▶ [Exercise requirements] Copy out exactly the lines from the one containing "Serialize everything readable" through the end of the records, and no pictures.

▶ [Material provided]

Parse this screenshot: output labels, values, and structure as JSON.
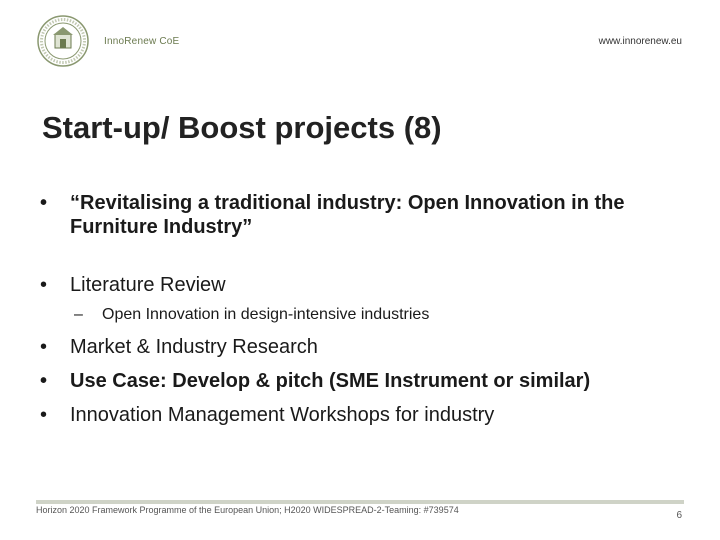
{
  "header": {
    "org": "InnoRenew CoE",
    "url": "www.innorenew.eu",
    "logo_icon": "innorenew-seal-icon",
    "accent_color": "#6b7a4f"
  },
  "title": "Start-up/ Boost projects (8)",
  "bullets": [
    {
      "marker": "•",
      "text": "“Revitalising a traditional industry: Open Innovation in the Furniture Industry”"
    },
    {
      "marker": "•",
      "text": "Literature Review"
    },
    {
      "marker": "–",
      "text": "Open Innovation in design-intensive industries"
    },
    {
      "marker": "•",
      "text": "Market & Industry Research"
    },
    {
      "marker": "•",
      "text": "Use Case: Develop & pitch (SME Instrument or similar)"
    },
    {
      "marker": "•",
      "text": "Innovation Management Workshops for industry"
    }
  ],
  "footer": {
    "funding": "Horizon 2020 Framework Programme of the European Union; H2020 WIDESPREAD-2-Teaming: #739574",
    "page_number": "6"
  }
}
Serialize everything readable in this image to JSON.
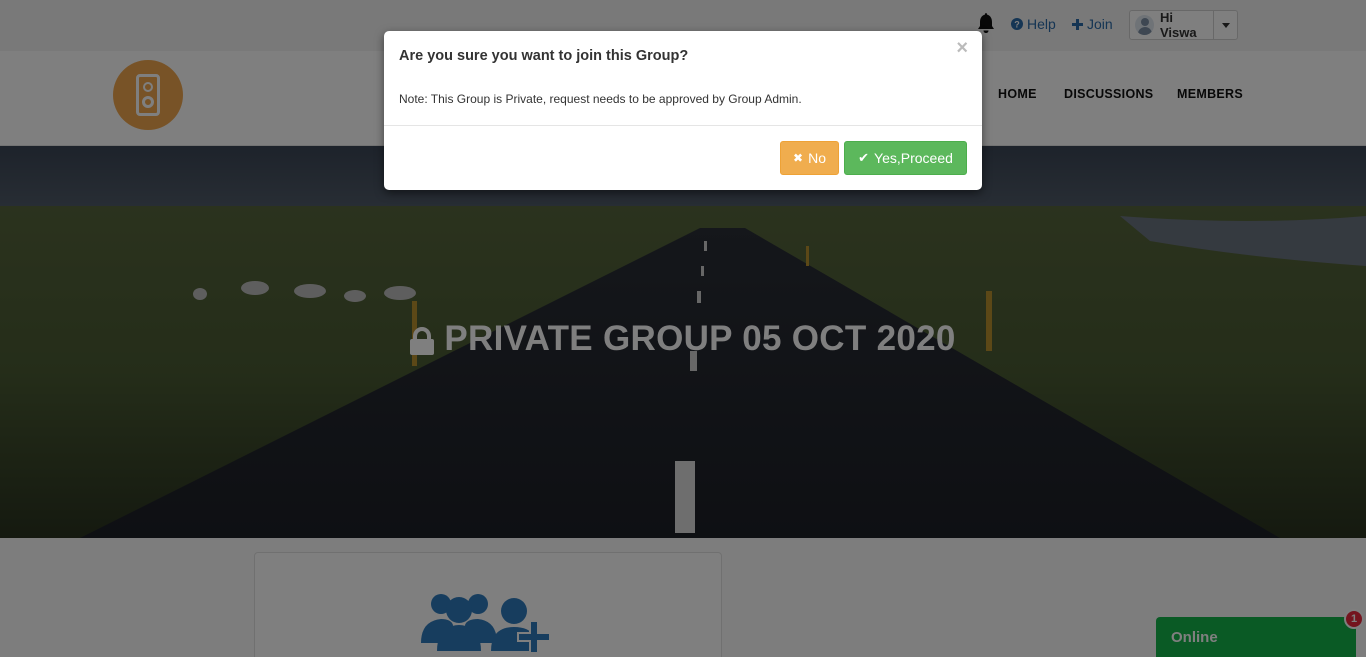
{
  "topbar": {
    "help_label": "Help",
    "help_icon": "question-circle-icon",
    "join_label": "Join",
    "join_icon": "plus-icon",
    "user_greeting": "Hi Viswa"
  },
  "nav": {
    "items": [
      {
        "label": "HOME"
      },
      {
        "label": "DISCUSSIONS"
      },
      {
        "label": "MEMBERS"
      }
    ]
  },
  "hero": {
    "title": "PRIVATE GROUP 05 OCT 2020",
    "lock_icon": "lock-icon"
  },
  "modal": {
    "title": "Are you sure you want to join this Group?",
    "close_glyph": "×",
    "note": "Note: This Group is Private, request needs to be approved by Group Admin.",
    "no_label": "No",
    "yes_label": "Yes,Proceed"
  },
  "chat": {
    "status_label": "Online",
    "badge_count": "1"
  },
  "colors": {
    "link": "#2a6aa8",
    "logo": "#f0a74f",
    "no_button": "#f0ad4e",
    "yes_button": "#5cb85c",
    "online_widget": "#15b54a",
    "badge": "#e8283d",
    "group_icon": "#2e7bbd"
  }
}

▶ [Solution below]
Serialize everything readable in this image to JSON.
{
  "topbar": {
    "help_label": "Help",
    "help_icon": "question-circle-icon",
    "join_label": "Join",
    "join_icon": "plus-icon",
    "user_greeting": "Hi Viswa"
  },
  "nav": {
    "items": [
      {
        "label": "HOME"
      },
      {
        "label": "DISCUSSIONS"
      },
      {
        "label": "MEMBERS"
      }
    ]
  },
  "hero": {
    "title": "PRIVATE GROUP 05 OCT 2020",
    "lock_icon": "lock-icon"
  },
  "modal": {
    "title": "Are you sure you want to join this Group?",
    "close_glyph": "×",
    "note": "Note: This Group is Private, request needs to be approved by Group Admin.",
    "no_label": "No",
    "yes_label": "Yes,Proceed"
  },
  "chat": {
    "status_label": "Online",
    "badge_count": "1"
  },
  "colors": {
    "link": "#2a6aa8",
    "logo": "#f0a74f",
    "no_button": "#f0ad4e",
    "yes_button": "#5cb85c",
    "online_widget": "#15b54a",
    "badge": "#e8283d",
    "group_icon": "#2e7bbd"
  }
}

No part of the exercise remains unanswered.